■ **What you are asked to do**: Which lines hold the word "некоммерческим"? Copy each of them from the material.

■ **Dataset records**:
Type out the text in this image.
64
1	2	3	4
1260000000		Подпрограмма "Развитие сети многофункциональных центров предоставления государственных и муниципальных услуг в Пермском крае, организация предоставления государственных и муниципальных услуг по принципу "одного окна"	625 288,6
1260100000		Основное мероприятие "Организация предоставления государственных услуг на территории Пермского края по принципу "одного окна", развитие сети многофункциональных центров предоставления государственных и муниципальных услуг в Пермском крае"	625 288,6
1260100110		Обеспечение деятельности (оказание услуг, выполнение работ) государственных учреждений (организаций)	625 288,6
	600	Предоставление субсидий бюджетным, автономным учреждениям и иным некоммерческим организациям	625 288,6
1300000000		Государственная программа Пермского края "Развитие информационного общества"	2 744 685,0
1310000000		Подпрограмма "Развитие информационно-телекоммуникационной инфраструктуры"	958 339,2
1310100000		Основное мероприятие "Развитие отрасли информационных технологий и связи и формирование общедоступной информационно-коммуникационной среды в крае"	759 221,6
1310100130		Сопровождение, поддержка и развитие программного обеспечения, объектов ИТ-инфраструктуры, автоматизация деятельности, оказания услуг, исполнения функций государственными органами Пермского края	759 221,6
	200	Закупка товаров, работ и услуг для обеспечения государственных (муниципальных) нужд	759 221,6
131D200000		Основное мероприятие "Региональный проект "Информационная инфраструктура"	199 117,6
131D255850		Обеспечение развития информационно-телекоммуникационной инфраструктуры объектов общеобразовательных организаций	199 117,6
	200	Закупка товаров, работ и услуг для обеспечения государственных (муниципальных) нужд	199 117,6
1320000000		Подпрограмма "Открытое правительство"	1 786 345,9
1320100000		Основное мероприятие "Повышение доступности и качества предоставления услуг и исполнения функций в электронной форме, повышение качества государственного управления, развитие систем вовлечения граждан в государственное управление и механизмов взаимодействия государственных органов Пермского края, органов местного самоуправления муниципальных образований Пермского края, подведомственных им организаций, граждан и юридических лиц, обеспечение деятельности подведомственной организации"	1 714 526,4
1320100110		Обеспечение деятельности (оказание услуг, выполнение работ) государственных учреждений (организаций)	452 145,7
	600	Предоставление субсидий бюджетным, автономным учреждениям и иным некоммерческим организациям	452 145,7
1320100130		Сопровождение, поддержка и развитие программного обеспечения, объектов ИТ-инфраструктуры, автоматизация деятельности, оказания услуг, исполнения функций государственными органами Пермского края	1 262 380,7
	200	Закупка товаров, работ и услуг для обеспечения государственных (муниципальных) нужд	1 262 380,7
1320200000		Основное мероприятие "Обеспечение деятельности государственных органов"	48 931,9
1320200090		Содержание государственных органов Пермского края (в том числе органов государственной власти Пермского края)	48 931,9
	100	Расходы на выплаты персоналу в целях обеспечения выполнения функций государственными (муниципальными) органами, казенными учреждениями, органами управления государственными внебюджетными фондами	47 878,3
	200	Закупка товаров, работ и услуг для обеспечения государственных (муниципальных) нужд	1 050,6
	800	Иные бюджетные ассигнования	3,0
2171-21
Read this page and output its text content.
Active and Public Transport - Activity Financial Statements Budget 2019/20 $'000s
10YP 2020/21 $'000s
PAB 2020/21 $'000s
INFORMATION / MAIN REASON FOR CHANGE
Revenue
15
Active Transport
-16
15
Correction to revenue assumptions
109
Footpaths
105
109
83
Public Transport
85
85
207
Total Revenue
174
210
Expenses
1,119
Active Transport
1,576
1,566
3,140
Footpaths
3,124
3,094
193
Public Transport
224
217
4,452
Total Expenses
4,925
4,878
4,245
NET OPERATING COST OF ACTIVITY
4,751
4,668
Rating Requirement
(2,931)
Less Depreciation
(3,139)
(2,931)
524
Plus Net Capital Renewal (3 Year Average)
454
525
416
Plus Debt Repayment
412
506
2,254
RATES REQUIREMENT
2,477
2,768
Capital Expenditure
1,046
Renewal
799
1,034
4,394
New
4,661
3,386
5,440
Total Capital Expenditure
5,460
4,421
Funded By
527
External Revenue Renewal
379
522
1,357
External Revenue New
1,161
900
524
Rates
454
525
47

* * *

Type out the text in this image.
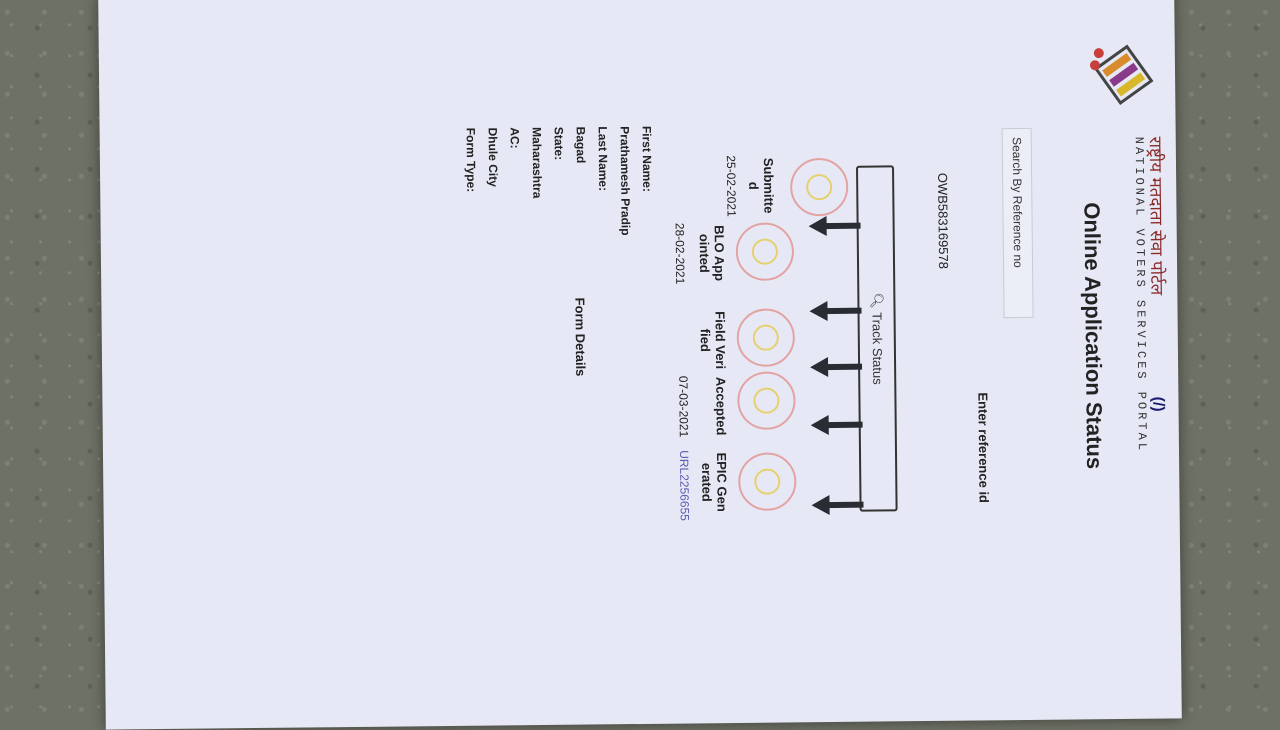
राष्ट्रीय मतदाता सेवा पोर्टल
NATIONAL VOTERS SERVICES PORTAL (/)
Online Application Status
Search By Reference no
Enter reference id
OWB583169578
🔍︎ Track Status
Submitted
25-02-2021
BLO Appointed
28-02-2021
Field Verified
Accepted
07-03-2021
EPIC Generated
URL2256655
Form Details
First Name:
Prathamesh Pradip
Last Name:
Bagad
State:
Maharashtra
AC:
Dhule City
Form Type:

■ **Written solution**:
	600	Предоставление субсидий бюджетным, автономным учреждениям и иным некоммерческим организациям	625 288,6
	600	Предоставление субсидий бюджетным, автономным учреждениям и иным некоммерческим организациям	452 145,7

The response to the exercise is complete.